##### Items #####
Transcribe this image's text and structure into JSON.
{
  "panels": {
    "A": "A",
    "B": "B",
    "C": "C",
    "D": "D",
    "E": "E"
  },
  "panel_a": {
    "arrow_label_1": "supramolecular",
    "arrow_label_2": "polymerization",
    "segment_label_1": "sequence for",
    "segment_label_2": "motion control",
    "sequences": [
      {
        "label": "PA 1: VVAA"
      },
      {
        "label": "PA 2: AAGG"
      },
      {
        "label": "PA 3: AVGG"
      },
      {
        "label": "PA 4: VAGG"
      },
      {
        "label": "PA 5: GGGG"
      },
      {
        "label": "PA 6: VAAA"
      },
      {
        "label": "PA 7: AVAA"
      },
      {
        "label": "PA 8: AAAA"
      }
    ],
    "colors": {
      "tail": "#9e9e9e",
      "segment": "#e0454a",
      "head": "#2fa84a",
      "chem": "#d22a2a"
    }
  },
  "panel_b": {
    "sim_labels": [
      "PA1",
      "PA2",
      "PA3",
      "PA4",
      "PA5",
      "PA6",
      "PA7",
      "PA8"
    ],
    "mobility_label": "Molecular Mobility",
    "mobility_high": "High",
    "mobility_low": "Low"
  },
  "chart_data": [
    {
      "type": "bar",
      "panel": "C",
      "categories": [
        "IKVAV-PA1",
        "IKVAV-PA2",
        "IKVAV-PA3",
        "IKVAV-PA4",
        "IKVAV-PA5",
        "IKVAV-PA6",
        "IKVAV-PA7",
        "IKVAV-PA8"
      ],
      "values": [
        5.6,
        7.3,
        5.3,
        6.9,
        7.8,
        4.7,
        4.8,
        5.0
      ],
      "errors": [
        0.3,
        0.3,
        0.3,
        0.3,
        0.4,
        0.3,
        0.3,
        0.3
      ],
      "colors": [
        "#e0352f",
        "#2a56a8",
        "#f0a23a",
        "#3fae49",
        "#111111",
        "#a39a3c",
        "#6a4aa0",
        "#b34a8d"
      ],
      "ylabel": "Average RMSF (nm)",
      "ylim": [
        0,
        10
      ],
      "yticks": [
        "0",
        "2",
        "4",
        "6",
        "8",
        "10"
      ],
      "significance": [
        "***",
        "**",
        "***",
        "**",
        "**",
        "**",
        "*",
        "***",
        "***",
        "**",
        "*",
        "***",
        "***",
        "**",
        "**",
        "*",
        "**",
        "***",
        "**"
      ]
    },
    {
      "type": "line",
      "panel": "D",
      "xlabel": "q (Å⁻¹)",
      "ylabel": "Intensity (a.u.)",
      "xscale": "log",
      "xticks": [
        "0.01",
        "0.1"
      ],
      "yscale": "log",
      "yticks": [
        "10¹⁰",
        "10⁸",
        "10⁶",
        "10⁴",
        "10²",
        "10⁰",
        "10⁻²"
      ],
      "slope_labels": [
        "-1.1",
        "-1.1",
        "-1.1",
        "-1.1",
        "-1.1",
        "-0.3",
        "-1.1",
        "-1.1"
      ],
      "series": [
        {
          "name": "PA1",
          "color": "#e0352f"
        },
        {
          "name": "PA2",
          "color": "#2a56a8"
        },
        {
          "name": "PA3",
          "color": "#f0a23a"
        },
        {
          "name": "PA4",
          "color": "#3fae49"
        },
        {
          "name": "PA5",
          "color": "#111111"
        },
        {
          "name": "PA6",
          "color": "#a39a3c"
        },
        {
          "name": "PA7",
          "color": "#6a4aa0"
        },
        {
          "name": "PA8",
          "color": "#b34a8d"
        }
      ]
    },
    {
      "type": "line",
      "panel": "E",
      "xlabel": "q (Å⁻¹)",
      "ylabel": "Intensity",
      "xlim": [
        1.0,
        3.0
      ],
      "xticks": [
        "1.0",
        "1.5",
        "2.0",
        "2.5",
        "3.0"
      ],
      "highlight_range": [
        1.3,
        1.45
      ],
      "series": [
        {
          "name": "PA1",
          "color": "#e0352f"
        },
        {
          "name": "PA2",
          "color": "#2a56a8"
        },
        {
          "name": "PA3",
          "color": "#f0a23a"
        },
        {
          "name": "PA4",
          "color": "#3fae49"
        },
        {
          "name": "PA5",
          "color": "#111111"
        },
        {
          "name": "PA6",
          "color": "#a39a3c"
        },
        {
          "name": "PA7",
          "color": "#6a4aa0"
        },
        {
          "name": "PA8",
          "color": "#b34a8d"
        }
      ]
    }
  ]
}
#####
**Goal of the exercise**
In the listing, find every line containing the word "ylabel" and list it.

**Worked solution**
      "ylabel": "Average RMSF (nm)",
      "ylabel": "Intensity (a.u.)",
      "ylabel": "Intensity",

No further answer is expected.